## DIRECTIVE:
Lines holding the string "work" are the ones to copy from this listing.

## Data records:
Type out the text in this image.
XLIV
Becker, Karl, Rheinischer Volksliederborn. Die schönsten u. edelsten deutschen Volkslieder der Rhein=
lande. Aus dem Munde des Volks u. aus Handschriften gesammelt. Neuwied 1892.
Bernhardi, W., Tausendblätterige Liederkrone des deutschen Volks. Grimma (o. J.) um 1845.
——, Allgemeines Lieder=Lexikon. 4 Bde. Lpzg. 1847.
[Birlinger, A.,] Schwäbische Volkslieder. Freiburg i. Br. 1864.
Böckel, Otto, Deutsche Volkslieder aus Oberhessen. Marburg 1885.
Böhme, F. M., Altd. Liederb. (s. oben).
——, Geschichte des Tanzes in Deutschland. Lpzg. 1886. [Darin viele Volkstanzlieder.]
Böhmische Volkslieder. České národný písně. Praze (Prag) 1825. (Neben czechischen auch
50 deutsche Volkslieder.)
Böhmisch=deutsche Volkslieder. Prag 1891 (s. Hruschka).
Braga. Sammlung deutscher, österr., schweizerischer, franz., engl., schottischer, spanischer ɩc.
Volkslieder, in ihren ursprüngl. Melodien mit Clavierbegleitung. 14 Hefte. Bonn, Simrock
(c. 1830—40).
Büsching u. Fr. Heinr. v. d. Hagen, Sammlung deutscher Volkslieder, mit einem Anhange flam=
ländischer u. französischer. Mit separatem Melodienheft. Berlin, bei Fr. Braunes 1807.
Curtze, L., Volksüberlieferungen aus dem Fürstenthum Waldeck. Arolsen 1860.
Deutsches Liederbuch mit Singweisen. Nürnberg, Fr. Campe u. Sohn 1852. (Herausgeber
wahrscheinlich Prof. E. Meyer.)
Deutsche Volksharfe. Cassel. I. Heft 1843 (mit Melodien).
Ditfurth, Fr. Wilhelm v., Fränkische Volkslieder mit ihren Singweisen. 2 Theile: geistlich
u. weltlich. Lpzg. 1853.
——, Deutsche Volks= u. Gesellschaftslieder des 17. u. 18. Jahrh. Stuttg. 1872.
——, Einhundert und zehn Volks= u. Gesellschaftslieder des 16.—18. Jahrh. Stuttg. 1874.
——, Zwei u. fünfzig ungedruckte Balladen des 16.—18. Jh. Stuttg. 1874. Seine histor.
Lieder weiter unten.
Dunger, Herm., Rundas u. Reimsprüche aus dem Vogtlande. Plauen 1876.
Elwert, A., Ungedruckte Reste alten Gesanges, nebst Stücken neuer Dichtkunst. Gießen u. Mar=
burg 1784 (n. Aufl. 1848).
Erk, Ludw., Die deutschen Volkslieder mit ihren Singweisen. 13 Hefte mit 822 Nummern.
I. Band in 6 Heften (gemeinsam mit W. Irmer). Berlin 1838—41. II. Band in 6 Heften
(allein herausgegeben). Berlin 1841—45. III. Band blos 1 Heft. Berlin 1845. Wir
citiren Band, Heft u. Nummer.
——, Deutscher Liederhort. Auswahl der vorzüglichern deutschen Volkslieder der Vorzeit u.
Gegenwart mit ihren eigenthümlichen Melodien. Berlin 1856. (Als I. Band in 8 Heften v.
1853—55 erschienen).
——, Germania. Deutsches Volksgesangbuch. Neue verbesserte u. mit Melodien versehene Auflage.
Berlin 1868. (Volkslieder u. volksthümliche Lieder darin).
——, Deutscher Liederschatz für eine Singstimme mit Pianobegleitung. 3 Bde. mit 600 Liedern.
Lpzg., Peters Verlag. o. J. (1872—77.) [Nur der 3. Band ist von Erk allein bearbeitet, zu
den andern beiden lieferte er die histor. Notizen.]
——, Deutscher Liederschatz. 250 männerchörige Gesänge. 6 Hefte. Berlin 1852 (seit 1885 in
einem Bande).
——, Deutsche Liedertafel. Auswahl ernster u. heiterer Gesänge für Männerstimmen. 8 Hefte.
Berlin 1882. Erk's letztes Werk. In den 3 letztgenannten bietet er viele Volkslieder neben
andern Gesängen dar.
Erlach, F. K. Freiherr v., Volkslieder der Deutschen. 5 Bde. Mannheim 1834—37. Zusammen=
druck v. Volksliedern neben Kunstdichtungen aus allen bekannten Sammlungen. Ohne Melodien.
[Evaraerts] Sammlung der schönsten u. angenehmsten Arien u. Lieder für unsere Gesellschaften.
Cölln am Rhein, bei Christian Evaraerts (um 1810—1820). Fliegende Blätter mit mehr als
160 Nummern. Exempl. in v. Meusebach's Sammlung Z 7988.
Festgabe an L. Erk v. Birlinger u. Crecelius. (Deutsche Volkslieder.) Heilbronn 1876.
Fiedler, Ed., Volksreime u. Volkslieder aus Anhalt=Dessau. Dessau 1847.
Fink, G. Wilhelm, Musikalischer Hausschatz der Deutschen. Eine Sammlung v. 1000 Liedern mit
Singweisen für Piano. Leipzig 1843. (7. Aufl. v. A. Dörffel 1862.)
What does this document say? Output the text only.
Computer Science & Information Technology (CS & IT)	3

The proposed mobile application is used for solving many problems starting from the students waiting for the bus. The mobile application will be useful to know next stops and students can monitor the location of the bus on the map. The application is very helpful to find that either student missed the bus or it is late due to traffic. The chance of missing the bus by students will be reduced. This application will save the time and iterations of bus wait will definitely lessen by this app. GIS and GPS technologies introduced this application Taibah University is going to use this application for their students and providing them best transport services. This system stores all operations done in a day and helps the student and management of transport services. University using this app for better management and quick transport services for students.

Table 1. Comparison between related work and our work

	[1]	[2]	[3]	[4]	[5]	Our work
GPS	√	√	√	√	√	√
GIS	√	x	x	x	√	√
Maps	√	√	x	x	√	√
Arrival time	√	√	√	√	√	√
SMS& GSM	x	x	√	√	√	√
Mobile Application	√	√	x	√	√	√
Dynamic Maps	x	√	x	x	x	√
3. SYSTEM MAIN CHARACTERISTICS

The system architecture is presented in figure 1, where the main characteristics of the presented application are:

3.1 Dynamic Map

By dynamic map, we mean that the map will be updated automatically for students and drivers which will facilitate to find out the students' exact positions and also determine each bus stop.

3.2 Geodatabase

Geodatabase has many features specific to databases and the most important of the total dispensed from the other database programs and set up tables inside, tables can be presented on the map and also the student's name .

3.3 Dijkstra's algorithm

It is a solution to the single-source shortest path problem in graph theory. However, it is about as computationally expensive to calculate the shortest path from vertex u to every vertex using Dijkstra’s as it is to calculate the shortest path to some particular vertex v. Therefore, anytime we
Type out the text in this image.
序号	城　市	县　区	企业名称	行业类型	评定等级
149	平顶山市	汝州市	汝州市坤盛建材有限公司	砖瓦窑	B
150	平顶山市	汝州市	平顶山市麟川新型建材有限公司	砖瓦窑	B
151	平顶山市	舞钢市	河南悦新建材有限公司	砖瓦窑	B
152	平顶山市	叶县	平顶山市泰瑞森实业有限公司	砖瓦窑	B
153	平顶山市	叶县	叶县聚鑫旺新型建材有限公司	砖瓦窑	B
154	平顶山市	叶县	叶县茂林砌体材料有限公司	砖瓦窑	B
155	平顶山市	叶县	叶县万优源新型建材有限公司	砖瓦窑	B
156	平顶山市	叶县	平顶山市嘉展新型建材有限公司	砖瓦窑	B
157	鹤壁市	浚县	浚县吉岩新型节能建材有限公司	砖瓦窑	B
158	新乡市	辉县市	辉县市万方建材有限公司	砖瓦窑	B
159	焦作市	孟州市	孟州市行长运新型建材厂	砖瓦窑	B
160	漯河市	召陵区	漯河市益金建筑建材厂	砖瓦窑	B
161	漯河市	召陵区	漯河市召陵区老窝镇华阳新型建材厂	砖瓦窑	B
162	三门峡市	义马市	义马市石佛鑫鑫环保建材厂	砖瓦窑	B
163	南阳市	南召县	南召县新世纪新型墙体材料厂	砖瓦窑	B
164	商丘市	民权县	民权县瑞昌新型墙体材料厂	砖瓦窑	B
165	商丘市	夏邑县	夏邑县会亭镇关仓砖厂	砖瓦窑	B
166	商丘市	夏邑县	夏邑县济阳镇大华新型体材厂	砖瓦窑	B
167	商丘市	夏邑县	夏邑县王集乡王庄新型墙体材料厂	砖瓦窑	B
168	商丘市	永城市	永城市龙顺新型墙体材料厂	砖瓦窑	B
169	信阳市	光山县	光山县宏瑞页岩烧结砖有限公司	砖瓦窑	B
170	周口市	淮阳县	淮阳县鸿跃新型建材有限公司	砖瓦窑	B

## SOLUTION:
Table 1. Comparison between related work and our work
	[1]	[2]	[3]	[4]	[5]	Our work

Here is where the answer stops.